**WHAT YOU ARE ASKED TO DO:** Reproduce the data exactly as given, except for any images.

[Saved data entries]

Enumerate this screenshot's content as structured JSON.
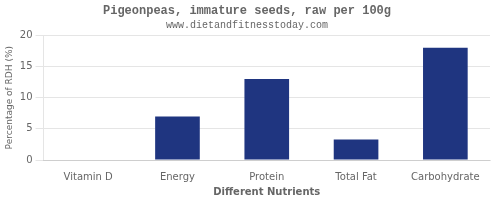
{
  "chart_data": {
    "type": "bar",
    "title": "Pigeonpeas, immature seeds, raw per 100g",
    "subtitle": "www.dietandfitnesstoday.com",
    "xlabel": "Different Nutrients",
    "ylabel": "Percentage of RDH (%)",
    "categories": [
      "Vitamin D",
      "Energy",
      "Protein",
      "Total Fat",
      "Carbohydrate"
    ],
    "values": [
      0,
      7,
      13,
      3.3,
      18
    ],
    "color": "#1f3580",
    "ylim": [
      0,
      20
    ],
    "yticks": [
      0,
      5,
      10,
      15,
      20
    ],
    "grid": true
  }
}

**SOLUTION TO THE PROBLEM:**
Enumerate this screenshot's content as structured JSON.
{
  "chart_data": {
    "type": "bar",
    "title": "Pigeonpeas, immature seeds, raw per 100g",
    "subtitle": "www.dietandfitnesstoday.com",
    "xlabel": "Different Nutrients",
    "ylabel": "Percentage of RDH (%)",
    "categories": [
      "Vitamin D",
      "Energy",
      "Protein",
      "Total Fat",
      "Carbohydrate"
    ],
    "values": [
      0,
      7,
      13,
      3.3,
      18
    ],
    "color": "#1f3580",
    "ylim": [
      0,
      20
    ],
    "yticks": [
      0,
      5,
      10,
      15,
      20
    ],
    "grid": true
  }
}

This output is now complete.